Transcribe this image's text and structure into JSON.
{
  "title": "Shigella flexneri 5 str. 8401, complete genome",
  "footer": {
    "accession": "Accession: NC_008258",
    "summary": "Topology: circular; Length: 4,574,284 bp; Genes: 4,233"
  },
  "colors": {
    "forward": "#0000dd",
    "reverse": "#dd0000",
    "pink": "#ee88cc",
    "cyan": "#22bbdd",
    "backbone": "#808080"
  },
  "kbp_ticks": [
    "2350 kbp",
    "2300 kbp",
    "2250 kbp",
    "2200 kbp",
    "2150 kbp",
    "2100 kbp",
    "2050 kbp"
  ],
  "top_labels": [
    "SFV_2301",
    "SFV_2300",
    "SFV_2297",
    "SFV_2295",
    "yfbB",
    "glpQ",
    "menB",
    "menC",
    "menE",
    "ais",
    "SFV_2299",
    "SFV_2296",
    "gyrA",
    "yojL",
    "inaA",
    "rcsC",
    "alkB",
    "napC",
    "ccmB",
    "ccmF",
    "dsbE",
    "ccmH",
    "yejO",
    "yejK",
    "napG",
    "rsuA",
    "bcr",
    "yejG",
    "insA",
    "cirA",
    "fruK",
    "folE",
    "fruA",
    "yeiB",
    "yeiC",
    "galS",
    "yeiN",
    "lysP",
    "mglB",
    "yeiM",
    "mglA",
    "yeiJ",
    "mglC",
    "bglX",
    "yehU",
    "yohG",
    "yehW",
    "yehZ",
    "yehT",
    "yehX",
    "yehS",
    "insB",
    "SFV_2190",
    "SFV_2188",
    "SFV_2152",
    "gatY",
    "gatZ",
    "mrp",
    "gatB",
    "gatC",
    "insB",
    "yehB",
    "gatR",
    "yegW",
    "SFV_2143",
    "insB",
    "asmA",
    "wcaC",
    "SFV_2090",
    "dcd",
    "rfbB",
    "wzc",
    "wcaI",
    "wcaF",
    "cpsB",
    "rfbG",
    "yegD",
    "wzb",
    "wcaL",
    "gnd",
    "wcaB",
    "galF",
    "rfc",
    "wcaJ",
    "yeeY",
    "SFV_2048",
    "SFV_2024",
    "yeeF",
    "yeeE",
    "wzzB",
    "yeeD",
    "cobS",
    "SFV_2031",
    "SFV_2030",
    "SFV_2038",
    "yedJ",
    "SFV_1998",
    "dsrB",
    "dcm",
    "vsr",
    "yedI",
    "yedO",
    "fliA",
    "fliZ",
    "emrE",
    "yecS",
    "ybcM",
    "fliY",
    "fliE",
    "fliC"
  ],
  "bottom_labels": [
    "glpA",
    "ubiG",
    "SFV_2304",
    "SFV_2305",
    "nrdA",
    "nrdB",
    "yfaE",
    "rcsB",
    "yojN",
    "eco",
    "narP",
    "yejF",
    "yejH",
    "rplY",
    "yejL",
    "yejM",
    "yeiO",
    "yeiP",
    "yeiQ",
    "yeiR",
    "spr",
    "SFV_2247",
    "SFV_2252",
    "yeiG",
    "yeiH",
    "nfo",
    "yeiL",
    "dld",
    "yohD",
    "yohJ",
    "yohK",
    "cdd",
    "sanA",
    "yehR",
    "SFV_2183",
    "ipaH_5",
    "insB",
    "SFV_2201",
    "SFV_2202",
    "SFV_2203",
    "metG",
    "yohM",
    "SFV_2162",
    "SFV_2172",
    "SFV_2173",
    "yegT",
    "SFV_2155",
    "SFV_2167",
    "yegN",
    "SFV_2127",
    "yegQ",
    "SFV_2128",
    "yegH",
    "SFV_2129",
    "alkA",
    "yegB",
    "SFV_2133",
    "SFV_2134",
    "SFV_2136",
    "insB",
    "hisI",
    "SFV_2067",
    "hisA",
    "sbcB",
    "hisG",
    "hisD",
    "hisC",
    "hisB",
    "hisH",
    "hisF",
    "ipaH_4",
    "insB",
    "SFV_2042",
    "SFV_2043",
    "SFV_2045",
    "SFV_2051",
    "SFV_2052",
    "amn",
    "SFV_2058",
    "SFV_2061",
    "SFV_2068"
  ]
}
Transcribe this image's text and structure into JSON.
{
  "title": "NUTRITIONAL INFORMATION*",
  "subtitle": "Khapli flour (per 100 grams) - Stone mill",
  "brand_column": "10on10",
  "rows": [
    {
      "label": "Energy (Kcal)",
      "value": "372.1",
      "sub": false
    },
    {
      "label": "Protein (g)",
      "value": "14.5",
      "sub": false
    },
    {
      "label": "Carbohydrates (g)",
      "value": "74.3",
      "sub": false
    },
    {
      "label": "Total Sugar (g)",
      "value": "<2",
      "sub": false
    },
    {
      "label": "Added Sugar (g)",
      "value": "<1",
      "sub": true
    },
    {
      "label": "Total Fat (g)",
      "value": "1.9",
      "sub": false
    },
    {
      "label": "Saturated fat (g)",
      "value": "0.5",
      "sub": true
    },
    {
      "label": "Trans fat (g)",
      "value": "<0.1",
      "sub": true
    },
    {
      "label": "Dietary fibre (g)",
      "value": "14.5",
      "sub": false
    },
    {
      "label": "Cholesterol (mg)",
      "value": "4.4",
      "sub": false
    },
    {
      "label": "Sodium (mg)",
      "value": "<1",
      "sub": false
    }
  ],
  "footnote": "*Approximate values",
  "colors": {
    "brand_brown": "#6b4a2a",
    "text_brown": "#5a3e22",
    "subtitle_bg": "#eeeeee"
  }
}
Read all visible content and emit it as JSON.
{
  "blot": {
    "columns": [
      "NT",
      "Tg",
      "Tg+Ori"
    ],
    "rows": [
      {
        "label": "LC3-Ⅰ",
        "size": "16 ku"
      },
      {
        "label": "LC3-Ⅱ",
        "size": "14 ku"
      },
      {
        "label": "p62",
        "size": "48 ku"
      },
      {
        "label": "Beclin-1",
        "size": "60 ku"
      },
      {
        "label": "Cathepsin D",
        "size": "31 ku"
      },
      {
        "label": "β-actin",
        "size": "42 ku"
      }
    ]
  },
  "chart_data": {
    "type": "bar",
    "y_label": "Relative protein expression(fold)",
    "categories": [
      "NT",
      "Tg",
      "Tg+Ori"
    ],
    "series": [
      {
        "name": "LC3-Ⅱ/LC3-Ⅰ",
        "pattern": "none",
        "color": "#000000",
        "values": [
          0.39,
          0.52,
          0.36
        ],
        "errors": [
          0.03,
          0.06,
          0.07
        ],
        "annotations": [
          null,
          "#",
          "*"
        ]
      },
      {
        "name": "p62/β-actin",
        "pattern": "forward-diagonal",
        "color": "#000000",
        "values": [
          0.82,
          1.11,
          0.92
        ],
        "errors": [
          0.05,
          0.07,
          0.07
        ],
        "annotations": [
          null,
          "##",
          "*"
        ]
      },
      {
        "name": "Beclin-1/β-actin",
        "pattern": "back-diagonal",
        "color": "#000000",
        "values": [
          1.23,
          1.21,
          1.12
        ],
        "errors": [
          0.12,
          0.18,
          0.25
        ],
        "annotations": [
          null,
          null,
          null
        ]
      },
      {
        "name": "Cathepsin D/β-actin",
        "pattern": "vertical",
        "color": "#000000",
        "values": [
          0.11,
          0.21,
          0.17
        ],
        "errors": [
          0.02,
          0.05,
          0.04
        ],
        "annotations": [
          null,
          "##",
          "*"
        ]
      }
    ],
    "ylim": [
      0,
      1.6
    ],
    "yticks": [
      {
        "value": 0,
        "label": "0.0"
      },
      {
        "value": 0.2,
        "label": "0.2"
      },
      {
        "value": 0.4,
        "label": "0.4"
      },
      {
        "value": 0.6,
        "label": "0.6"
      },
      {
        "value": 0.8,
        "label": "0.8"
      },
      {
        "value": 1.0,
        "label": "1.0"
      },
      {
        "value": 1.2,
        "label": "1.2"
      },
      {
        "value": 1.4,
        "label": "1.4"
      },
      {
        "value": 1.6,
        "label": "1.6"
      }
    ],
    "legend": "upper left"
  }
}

──────────

→ Exercise
Which of the lines in the data hold the string "name"? Report each of them by copying it.

→ Solution
        "name": "LC3-Ⅱ/LC3-Ⅰ",
        "name": "p62/β-actin",
        "name": "Beclin-1/β-actin",
        "name": "Cathepsin D/β-actin",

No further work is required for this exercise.